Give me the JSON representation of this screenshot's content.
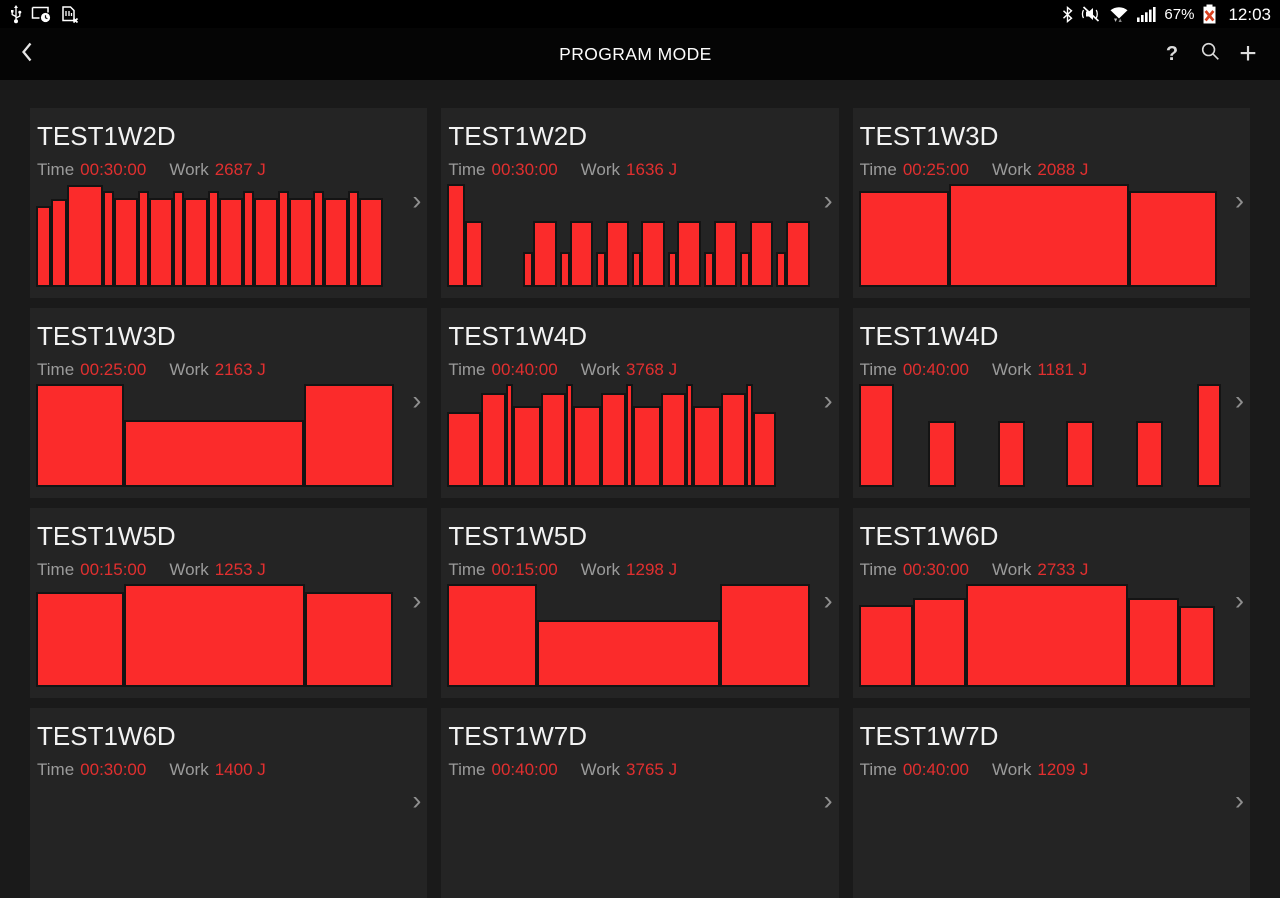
{
  "status_bar": {
    "time": "12:03",
    "battery_percent": "67%",
    "left_icons": [
      "usb-icon",
      "screen-cast-clock-icon",
      "sim-missing-icon"
    ],
    "right_icons": [
      "bluetooth-icon",
      "vibrate-mute-icon",
      "wifi-icon",
      "signal-strength-icon",
      "battery-error-icon"
    ]
  },
  "header": {
    "title": "PROGRAM MODE",
    "help_label": "?",
    "add_label": "+"
  },
  "labels": {
    "time": "Time",
    "work": "Work"
  },
  "icons": {
    "chevron": "›"
  },
  "colors": {
    "accent_red": "#fb2b2b",
    "value_red": "#e12f2f",
    "page_bg": "#1a1a1a",
    "card_bg": "#242424"
  },
  "cards": [
    {
      "title": "TEST1W2D",
      "time": "00:30:00",
      "work": "2687 J",
      "bars": [
        [
          15,
          0.79
        ],
        [
          16,
          0.85
        ],
        [
          36,
          0.99
        ],
        [
          11,
          0.93
        ],
        [
          24,
          0.86
        ],
        [
          11,
          0.93
        ],
        [
          24,
          0.86
        ],
        [
          11,
          0.93
        ],
        [
          24,
          0.86
        ],
        [
          11,
          0.93
        ],
        [
          24,
          0.86
        ],
        [
          11,
          0.93
        ],
        [
          24,
          0.86
        ],
        [
          11,
          0.93
        ],
        [
          24,
          0.86
        ],
        [
          11,
          0.93
        ],
        [
          24,
          0.86
        ],
        [
          11,
          0.93
        ],
        [
          24,
          0.86
        ]
      ]
    },
    {
      "title": "TEST1W2D",
      "time": "00:30:00",
      "work": "1636 J",
      "bars": [
        [
          18,
          1.0
        ],
        [
          18,
          0.64
        ],
        [
          11,
          0.34,
          40
        ],
        [
          24,
          0.64
        ],
        [
          10,
          0.34,
          3
        ],
        [
          24,
          0.64
        ],
        [
          10,
          0.34,
          3
        ],
        [
          24,
          0.64
        ],
        [
          9,
          0.34,
          3
        ],
        [
          24,
          0.64
        ],
        [
          10,
          0.34,
          3
        ],
        [
          24,
          0.64
        ],
        [
          10,
          0.34,
          3
        ],
        [
          24,
          0.64
        ],
        [
          10,
          0.34,
          3
        ],
        [
          24,
          0.64
        ],
        [
          10,
          0.34,
          3
        ],
        [
          24,
          0.64
        ]
      ]
    },
    {
      "title": "TEST1W3D",
      "time": "00:25:00",
      "work": "2088 J",
      "bars": [
        [
          90,
          0.93
        ],
        [
          180,
          1.0
        ],
        [
          88,
          0.93
        ]
      ]
    },
    {
      "title": "TEST1W3D",
      "time": "00:25:00",
      "work": "2163 J",
      "bars": [
        [
          88,
          1.0
        ],
        [
          180,
          0.65
        ],
        [
          90,
          1.0
        ]
      ]
    },
    {
      "title": "TEST1W4D",
      "time": "00:40:00",
      "work": "3768 J",
      "bars": [
        [
          34,
          0.73
        ],
        [
          25,
          0.91
        ],
        [
          7,
          1.0
        ],
        [
          28,
          0.79
        ],
        [
          25,
          0.91
        ],
        [
          7,
          1.0
        ],
        [
          28,
          0.79
        ],
        [
          25,
          0.91
        ],
        [
          7,
          1.0
        ],
        [
          28,
          0.79
        ],
        [
          25,
          0.91
        ],
        [
          7,
          1.0
        ],
        [
          28,
          0.79
        ],
        [
          25,
          0.91
        ],
        [
          7,
          1.0
        ],
        [
          23,
          0.73
        ]
      ]
    },
    {
      "title": "TEST1W4D",
      "time": "00:40:00",
      "work": "1181 J",
      "bars": [
        [
          36,
          1.0
        ],
        [
          28,
          0.64,
          34
        ],
        [
          28,
          0.64,
          42
        ],
        [
          28,
          0.64,
          41
        ],
        [
          28,
          0.64,
          42
        ],
        [
          24,
          1.0,
          34
        ]
      ]
    },
    {
      "title": "TEST1W5D",
      "time": "00:15:00",
      "work": "1253 J",
      "bars": [
        [
          88,
          0.92
        ],
        [
          181,
          1.0
        ],
        [
          88,
          0.92
        ]
      ]
    },
    {
      "title": "TEST1W5D",
      "time": "00:15:00",
      "work": "1298 J",
      "bars": [
        [
          94,
          1.0
        ],
        [
          190,
          0.65
        ],
        [
          94,
          1.0
        ]
      ]
    },
    {
      "title": "TEST1W6D",
      "time": "00:30:00",
      "work": "2733 J",
      "bars": [
        [
          54,
          0.8
        ],
        [
          53,
          0.86
        ],
        [
          162,
          1.0
        ],
        [
          51,
          0.86
        ],
        [
          36,
          0.79
        ]
      ]
    },
    {
      "title": "TEST1W6D",
      "time": "00:30:00",
      "work": "1400 J",
      "bars": []
    },
    {
      "title": "TEST1W7D",
      "time": "00:40:00",
      "work": "3765 J",
      "bars": []
    },
    {
      "title": "TEST1W7D",
      "time": "00:40:00",
      "work": "1209 J",
      "bars": []
    }
  ]
}
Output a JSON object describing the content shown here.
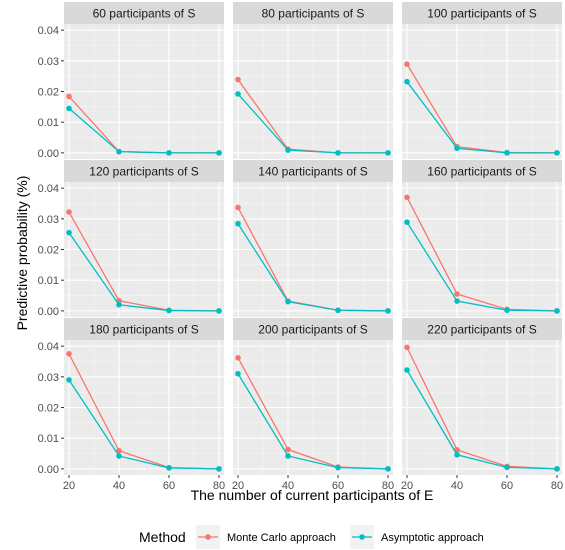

• **Exercise directions**:
The data above should be repeated exactly, minus any pictures.

• **Solution**:
Give me the JSON representation of this screenshot's content.
{
  "status_bar": {
    "time": "12:03",
    "battery_percent": "67%",
    "left_icons": [
      "usb-icon",
      "screen-cast-clock-icon",
      "sim-missing-icon"
    ],
    "right_icons": [
      "bluetooth-icon",
      "vibrate-mute-icon",
      "wifi-icon",
      "signal-strength-icon",
      "battery-error-icon"
    ]
  },
  "header": {
    "title": "PROGRAM MODE",
    "help_label": "?",
    "add_label": "+"
  },
  "labels": {
    "time": "Time",
    "work": "Work"
  },
  "icons": {
    "chevron": "›"
  },
  "colors": {
    "accent_red": "#fb2b2b",
    "value_red": "#e12f2f",
    "page_bg": "#1a1a1a",
    "card_bg": "#242424"
  },
  "cards": [
    {
      "title": "TEST1W2D",
      "time": "00:30:00",
      "work": "2687 J",
      "bars": [
        [
          15,
          0.79
        ],
        [
          16,
          0.85
        ],
        [
          36,
          0.99
        ],
        [
          11,
          0.93
        ],
        [
          24,
          0.86
        ],
        [
          11,
          0.93
        ],
        [
          24,
          0.86
        ],
        [
          11,
          0.93
        ],
        [
          24,
          0.86
        ],
        [
          11,
          0.93
        ],
        [
          24,
          0.86
        ],
        [
          11,
          0.93
        ],
        [
          24,
          0.86
        ],
        [
          11,
          0.93
        ],
        [
          24,
          0.86
        ],
        [
          11,
          0.93
        ],
        [
          24,
          0.86
        ],
        [
          11,
          0.93
        ],
        [
          24,
          0.86
        ]
      ]
    },
    {
      "title": "TEST1W2D",
      "time": "00:30:00",
      "work": "1636 J",
      "bars": [
        [
          18,
          1.0
        ],
        [
          18,
          0.64
        ],
        [
          11,
          0.34,
          40
        ],
        [
          24,
          0.64
        ],
        [
          10,
          0.34,
          3
        ],
        [
          24,
          0.64
        ],
        [
          10,
          0.34,
          3
        ],
        [
          24,
          0.64
        ],
        [
          9,
          0.34,
          3
        ],
        [
          24,
          0.64
        ],
        [
          10,
          0.34,
          3
        ],
        [
          24,
          0.64
        ],
        [
          10,
          0.34,
          3
        ],
        [
          24,
          0.64
        ],
        [
          10,
          0.34,
          3
        ],
        [
          24,
          0.64
        ],
        [
          10,
          0.34,
          3
        ],
        [
          24,
          0.64
        ]
      ]
    },
    {
      "title": "TEST1W3D",
      "time": "00:25:00",
      "work": "2088 J",
      "bars": [
        [
          90,
          0.93
        ],
        [
          180,
          1.0
        ],
        [
          88,
          0.93
        ]
      ]
    },
    {
      "title": "TEST1W3D",
      "time": "00:25:00",
      "work": "2163 J",
      "bars": [
        [
          88,
          1.0
        ],
        [
          180,
          0.65
        ],
        [
          90,
          1.0
        ]
      ]
    },
    {
      "title": "TEST1W4D",
      "time": "00:40:00",
      "work": "3768 J",
      "bars": [
        [
          34,
          0.73
        ],
        [
          25,
          0.91
        ],
        [
          7,
          1.0
        ],
        [
          28,
          0.79
        ],
        [
          25,
          0.91
        ],
        [
          7,
          1.0
        ],
        [
          28,
          0.79
        ],
        [
          25,
          0.91
        ],
        [
          7,
          1.0
        ],
        [
          28,
          0.79
        ],
        [
          25,
          0.91
        ],
        [
          7,
          1.0
        ],
        [
          28,
          0.79
        ],
        [
          25,
          0.91
        ],
        [
          7,
          1.0
        ],
        [
          23,
          0.73
        ]
      ]
    },
    {
      "title": "TEST1W4D",
      "time": "00:40:00",
      "work": "1181 J",
      "bars": [
        [
          36,
          1.0
        ],
        [
          28,
          0.64,
          34
        ],
        [
          28,
          0.64,
          42
        ],
        [
          28,
          0.64,
          41
        ],
        [
          28,
          0.64,
          42
        ],
        [
          24,
          1.0,
          34
        ]
      ]
    },
    {
      "title": "TEST1W5D",
      "time": "00:15:00",
      "work": "1253 J",
      "bars": [
        [
          88,
          0.92
        ],
        [
          181,
          1.0
        ],
        [
          88,
          0.92
        ]
      ]
    },
    {
      "title": "TEST1W5D",
      "time": "00:15:00",
      "work": "1298 J",
      "bars": [
        [
          94,
          1.0
        ],
        [
          190,
          0.65
        ],
        [
          94,
          1.0
        ]
      ]
    },
    {
      "title": "TEST1W6D",
      "time": "00:30:00",
      "work": "2733 J",
      "bars": [
        [
          54,
          0.8
        ],
        [
          53,
          0.86
        ],
        [
          162,
          1.0
        ],
        [
          51,
          0.86
        ],
        [
          36,
          0.79
        ]
      ]
    },
    {
      "title": "TEST1W6D",
      "time": "00:30:00",
      "work": "1400 J",
      "bars": []
    },
    {
      "title": "TEST1W7D",
      "time": "00:40:00",
      "work": "3765 J",
      "bars": []
    },
    {
      "title": "TEST1W7D",
      "time": "00:40:00",
      "work": "1209 J",
      "bars": []
    }
  ]
}
Output a JSON object describing the content shown here.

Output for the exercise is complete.